DOCUMENT EXTRACT
The Eurasian State of
Georgia in the Fourteenth Century
(the Mongol Era and Its End)
by
Vazha Kiknadze
Lewiston/Queenston/Lampeter:
The Edwin Mellen Press,
2013
This book has awarded
The Adčle Melen Prize
for its distinguished contribution to
scholarship.
Commendatory Foreword by Giorgi L. Kavtaradze
[p.
i]
The monograph by Professor Vazha Kiknadze, "The Eurasian State of Georgia
in the Fourteenth Century", prepared recently for publication in the
United States of America by the Edwin Mellen Publisher, covers a period of
Georgian history which has few written sources or other contemporary
documentary materials. This was a very crucial time in Georgian history, the
days of king George V the Brilliant, who released Georgia from Mongolian
domination and reunited the country.
In addition
to the surviving Georgian and well-known foreign written sources, the author
makes use of previously unknown manuscripts examined by him (Georgian
synaxarions of the 13th and 14th centuries from the libraries of St Petersburg
and the unpublished manuscripts of the most famous Georgian historian of the
end of the 19th and the first half of the 20th century, Ivane Javakhishvili).
On the basis of these materials, first brought to light for scolarly analysis
and interpretation by the author and using all existing primary sources together
with materials of different types, Dr. Kiknadze restores the complex internal
and external political processes that occurred in Georgia from the 1390s until
1490s – the time of the invasions of Tamerlane, and puts forward a quite new
vision of the events of historic character of this period.

INSTRUCTION A
In the foreword on fourteenth-century Georgia, which king freed Georgia from Mongolian domination and reunited the country?
INSTRUCTION B
Pick up the foreword on fourteenth-century Georgia after its final sentence and keep writing.

MATERIAL
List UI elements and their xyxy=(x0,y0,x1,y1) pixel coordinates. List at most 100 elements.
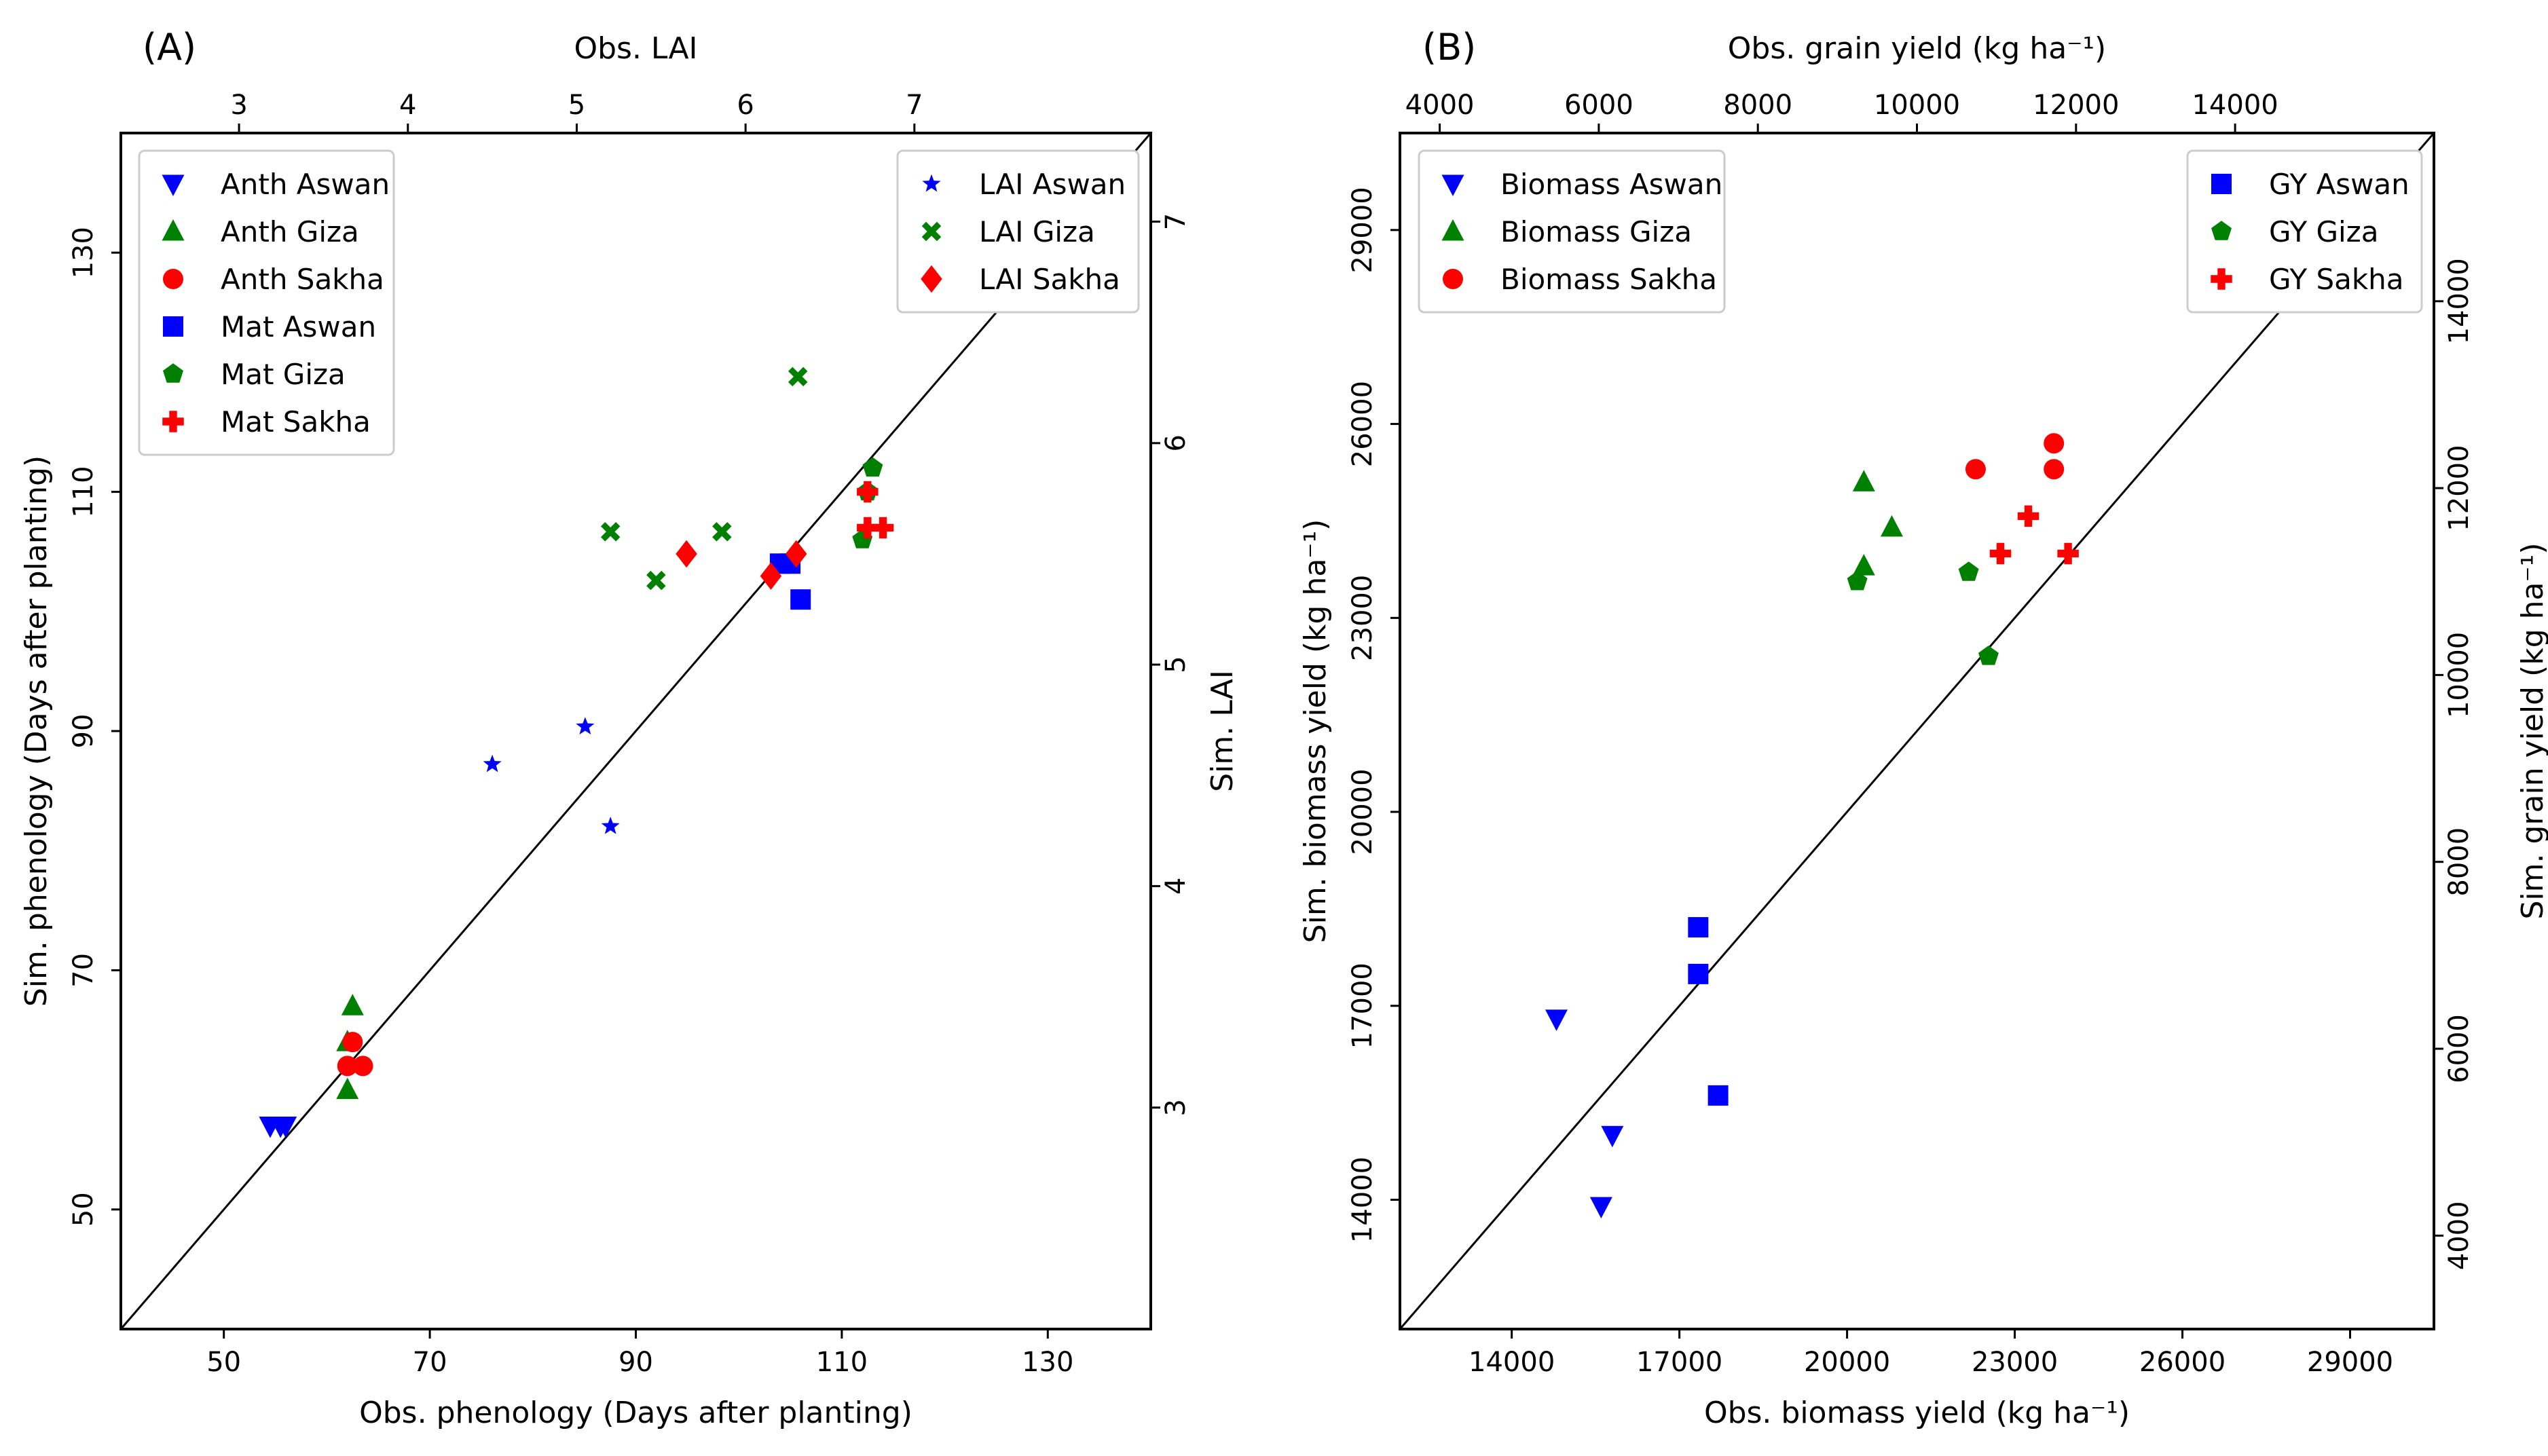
data-point xyxy=(600,522,621,542)
series-mat-aswan xyxy=(769,553,811,610)
x-top-tick-label: 7 xyxy=(906,90,923,121)
y-left-tick-label: 70 xyxy=(68,953,99,988)
legend-marker xyxy=(162,219,185,241)
y-left-tick-label: 130 xyxy=(68,227,99,278)
legend-left: Anth Aswan Anth Giza Anth Sakha Mat Aswan Ma… xyxy=(138,149,395,456)
legend-label: LAI Sakha xyxy=(979,263,1120,296)
y-right-tick-label: 12000 xyxy=(2443,445,2475,531)
legend-label: LAI Aswan xyxy=(979,168,1126,201)
legend-marker xyxy=(2211,174,2232,194)
panel-label: (A) xyxy=(143,26,196,69)
legend-box xyxy=(1418,149,1726,314)
data-point xyxy=(788,367,808,387)
y-left-tick-label: 110 xyxy=(68,466,99,517)
y-right-tick-label: 4000 xyxy=(2443,1201,2475,1270)
y-right-tick-label: 14000 xyxy=(2443,258,2475,344)
legend-marker xyxy=(163,363,183,383)
y-left-tick-label: 17000 xyxy=(1347,963,1378,1049)
data-point xyxy=(1589,1197,1612,1219)
data-point xyxy=(2044,433,2065,454)
y-left-axis-label: Sim. biomass yield (kg ha⁻¹) xyxy=(1298,519,1333,944)
y-right-tick-label: 5 xyxy=(1160,656,1192,673)
data-point xyxy=(2017,505,2039,527)
x-bottom-tick-label: 90 xyxy=(618,1347,653,1378)
series-anth-aswan xyxy=(259,1116,297,1138)
series-lai-aswan xyxy=(483,717,620,834)
y-right-tick-label: 10000 xyxy=(2443,632,2475,718)
legend-label: GY Aswan xyxy=(2269,168,2409,201)
x-top-tick-label: 14000 xyxy=(2192,90,2278,121)
y-right-tick-label: 8000 xyxy=(2443,827,2475,897)
data-point xyxy=(1965,459,1986,480)
panel-label: (B) xyxy=(1422,26,1476,69)
x-bottom-tick-label: 50 xyxy=(206,1347,241,1378)
series-gy-aswan xyxy=(1688,917,1729,1106)
series-biomass-sakha xyxy=(1965,433,2065,480)
y-right-tick-label: 6 xyxy=(1160,434,1192,451)
x-bottom-tick-label: 14000 xyxy=(1469,1347,1555,1378)
legend-right: GY Aswan GY Giza GY Sakha xyxy=(2186,149,2423,314)
data-point xyxy=(790,589,811,610)
legend-label: Mat Giza xyxy=(221,358,346,391)
x-top-tick-label: 6 xyxy=(737,90,754,121)
data-point xyxy=(1989,542,2012,565)
x-bottom-axis-label: Obs. phenology (Days after planting) xyxy=(359,1396,912,1430)
legend-label: Mat Sakha xyxy=(221,405,371,438)
legend-marker xyxy=(921,221,942,242)
x-top-tick-label: 12000 xyxy=(2033,90,2119,121)
data-point xyxy=(352,1056,373,1077)
legend-right: LAI Aswan LAI Giza LAI Sakha xyxy=(896,149,1140,314)
data-point xyxy=(2057,542,2079,565)
data-point xyxy=(872,517,894,539)
legend-marker xyxy=(2211,221,2232,240)
data-point xyxy=(483,754,502,772)
data-point xyxy=(862,457,883,477)
x-top-tick-label: 4 xyxy=(399,90,416,121)
x-top-axis-label: Obs. grain yield (kg ha⁻¹) xyxy=(1728,31,2106,66)
series-lai-giza xyxy=(600,367,808,591)
data-point xyxy=(342,1032,363,1053)
legend-label: Anth Sakha xyxy=(221,263,384,296)
legend-box xyxy=(2186,149,2423,314)
legend-label: GY Giza xyxy=(2269,215,2378,248)
x-top-tick-label: 8000 xyxy=(1723,90,1792,121)
x-bottom-tick-label: 29000 xyxy=(2307,1347,2393,1378)
data-point xyxy=(857,517,879,539)
legend-marker xyxy=(163,316,183,337)
x-bottom-tick-label: 70 xyxy=(413,1347,447,1378)
series-mat-sakha xyxy=(857,481,894,539)
series-biomass-aswan xyxy=(1545,1009,1624,1219)
data-point xyxy=(1880,515,1903,537)
data-point xyxy=(1688,963,1709,984)
legend-label: Anth Giza xyxy=(221,215,359,248)
y-left-tick-label: 29000 xyxy=(1347,187,1378,273)
x-bottom-tick-label: 110 xyxy=(816,1347,868,1378)
series-anth-sakha xyxy=(337,1032,373,1077)
y-right-tick-label: 4 xyxy=(1160,878,1192,895)
y-left-tick-label: 50 xyxy=(68,1192,99,1227)
x-top-tick-label: 3 xyxy=(230,90,247,121)
legend-marker xyxy=(162,174,185,196)
data-point xyxy=(857,481,879,503)
y-right-tick-label: 6000 xyxy=(2443,1014,2475,1083)
legend-label: Biomass Sakha xyxy=(1500,263,1717,296)
x-top-tick-label: 6000 xyxy=(1564,90,1633,121)
y-right-tick-label: 7 xyxy=(1160,213,1192,230)
x-bottom-tick-label: 17000 xyxy=(1636,1347,1722,1378)
data-point xyxy=(1978,646,1999,665)
series-gy-sakha xyxy=(1989,505,2079,565)
data-point xyxy=(1847,571,1868,591)
data-point xyxy=(786,540,807,568)
x-bottom-tick-label: 130 xyxy=(1022,1347,1073,1378)
x-top-tick-label: 10000 xyxy=(1874,90,1960,121)
legend-marker xyxy=(921,265,942,293)
data-point xyxy=(712,522,732,542)
legend-marker xyxy=(1441,219,1464,241)
data-point xyxy=(1707,1085,1729,1106)
legend-label: Anth Aswan xyxy=(221,168,390,201)
data-point xyxy=(1852,554,1875,576)
legend-label: Biomass Aswan xyxy=(1500,168,1722,201)
data-point xyxy=(1545,1009,1568,1031)
data-point xyxy=(336,1077,359,1100)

TASK ANSWER A
King George V the Brilliant.

TASK ANSWER B
Dr. Kiknadze
detected and added to scholarly circulation, among other documents, a letter of
the year 1332 or 1333 of George V the Brilliant to the Valois king of France
Philip VI (1328-1350) who planned together with Edward III of England, [p. ii] a crusade in 1332, which was never
executed and an epistle of the year 1330 from the Catholic bishop of Sukhumi,
Peter Gerald, to the Archbishop of Canterbury – both in Latin. Remarkable is
the fact that in the monograph the data concerning the events of the 14th
century from the “Geography of the Georgian kingdom” by Vakhushti Bagrationi,
which are based on the now lost Georgian written sources of the 13th-14th
century, correlate the foreign sources such as that of Hafizi Abru and Abu Bakr
al-Qutbi al-Ahri. This correlation proved the great importance of the data
appearing in the work of Vakhushti Bagrationi.
A
comprehensive consideration and a new interpretation of the well-known European
historical data, on the one hand, with that of the Middle East, on the other,
permitted Dr. Kiknadze to adopt a thoroughly well-reasoned opinion that the
unification of eastern and western Georgia took place in 1330 AD and that the
final liberation of Georgia from the Mongolian domination was brought about
between 1327 and 1335. This conclusion is a substantial contribution to
Medieval history, not only of Georgia or Transcaucasia, but of the much wider
Middle Eastern area. Dr. Kiknadze’s study sheds light on the nature of
relations between the Georgians and the Mongols; it gives us an opportunity to
reconsider not only the time length, but as well the character of Mongolian
dominance in Georgia.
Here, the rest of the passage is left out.